Records about charts and figures:
——
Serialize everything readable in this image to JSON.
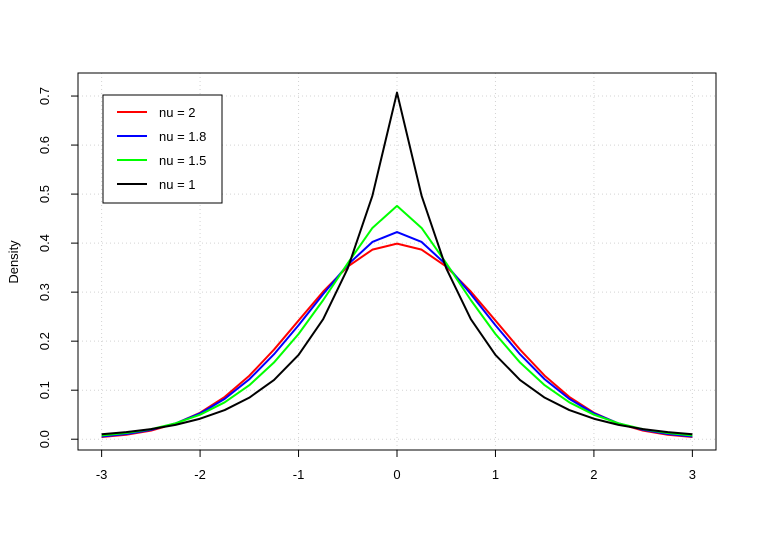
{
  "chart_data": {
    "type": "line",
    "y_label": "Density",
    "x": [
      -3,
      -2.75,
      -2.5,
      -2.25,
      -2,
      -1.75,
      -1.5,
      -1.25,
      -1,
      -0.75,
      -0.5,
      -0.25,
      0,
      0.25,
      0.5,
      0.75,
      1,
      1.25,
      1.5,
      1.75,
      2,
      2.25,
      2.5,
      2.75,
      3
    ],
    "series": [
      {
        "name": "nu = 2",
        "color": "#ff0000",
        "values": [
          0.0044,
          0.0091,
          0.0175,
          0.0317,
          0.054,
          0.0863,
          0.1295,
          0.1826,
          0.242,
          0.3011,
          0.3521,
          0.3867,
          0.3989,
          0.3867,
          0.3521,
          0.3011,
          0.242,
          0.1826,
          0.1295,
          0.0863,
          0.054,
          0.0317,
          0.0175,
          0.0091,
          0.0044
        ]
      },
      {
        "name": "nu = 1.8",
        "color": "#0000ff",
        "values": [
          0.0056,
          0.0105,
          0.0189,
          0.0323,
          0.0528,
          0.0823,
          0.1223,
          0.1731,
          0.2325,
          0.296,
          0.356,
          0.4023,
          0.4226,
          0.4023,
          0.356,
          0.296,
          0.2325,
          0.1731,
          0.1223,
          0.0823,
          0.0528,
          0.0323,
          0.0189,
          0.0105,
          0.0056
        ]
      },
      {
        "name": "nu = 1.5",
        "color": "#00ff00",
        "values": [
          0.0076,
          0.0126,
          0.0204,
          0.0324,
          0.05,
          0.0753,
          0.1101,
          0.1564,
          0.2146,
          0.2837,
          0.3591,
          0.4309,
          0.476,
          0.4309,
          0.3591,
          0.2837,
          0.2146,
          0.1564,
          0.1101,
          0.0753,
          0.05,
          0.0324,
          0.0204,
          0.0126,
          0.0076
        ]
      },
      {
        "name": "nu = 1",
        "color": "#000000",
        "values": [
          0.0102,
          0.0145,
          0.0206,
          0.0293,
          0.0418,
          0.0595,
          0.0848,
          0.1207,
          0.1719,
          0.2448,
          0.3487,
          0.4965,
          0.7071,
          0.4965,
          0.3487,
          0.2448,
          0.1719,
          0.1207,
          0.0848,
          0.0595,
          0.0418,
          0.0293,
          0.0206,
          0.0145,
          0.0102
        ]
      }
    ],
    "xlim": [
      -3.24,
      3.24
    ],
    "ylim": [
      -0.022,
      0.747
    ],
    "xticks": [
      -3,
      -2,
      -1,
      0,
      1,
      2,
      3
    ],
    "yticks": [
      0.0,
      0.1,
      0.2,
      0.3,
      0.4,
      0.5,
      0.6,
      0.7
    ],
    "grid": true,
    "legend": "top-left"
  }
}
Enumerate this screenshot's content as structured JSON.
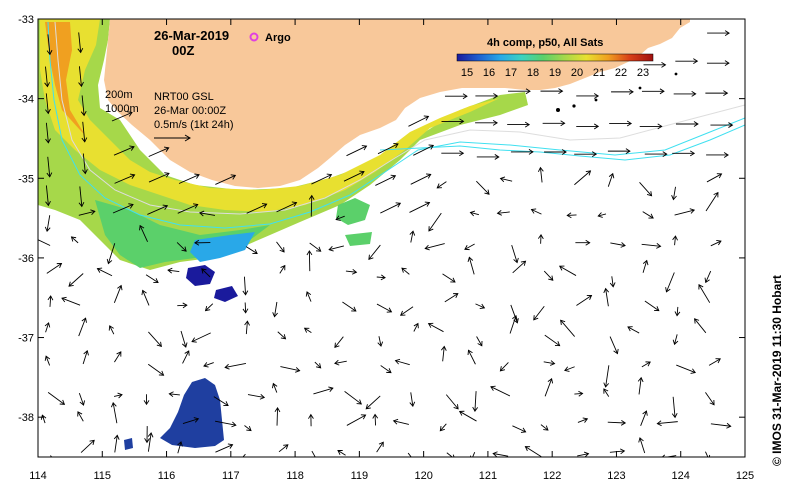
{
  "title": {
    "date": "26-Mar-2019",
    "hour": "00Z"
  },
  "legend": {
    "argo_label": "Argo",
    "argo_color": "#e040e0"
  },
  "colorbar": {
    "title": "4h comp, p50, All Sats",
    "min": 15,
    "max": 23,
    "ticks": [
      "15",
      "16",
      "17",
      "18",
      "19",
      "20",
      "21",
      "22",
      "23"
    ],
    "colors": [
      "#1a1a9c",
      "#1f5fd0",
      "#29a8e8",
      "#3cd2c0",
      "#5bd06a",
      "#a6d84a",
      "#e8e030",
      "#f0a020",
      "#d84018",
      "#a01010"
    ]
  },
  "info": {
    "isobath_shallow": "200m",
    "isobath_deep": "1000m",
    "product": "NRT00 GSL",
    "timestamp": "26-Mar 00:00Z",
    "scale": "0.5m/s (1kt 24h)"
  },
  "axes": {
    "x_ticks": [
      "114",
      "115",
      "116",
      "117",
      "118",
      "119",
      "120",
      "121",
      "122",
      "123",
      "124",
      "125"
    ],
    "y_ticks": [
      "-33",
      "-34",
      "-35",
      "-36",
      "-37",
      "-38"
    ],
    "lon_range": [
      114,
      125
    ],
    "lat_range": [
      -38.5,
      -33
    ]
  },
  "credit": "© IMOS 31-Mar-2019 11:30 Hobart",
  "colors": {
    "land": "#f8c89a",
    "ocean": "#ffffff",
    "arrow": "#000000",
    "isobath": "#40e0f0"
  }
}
——
Work to do ▸
Search the records above for the string "JSON". Copy every line that contains it.

Answer to this task ▸
Serialize everything readable in this image to JSON.
Enumerate this screenshot's content as structured JSON.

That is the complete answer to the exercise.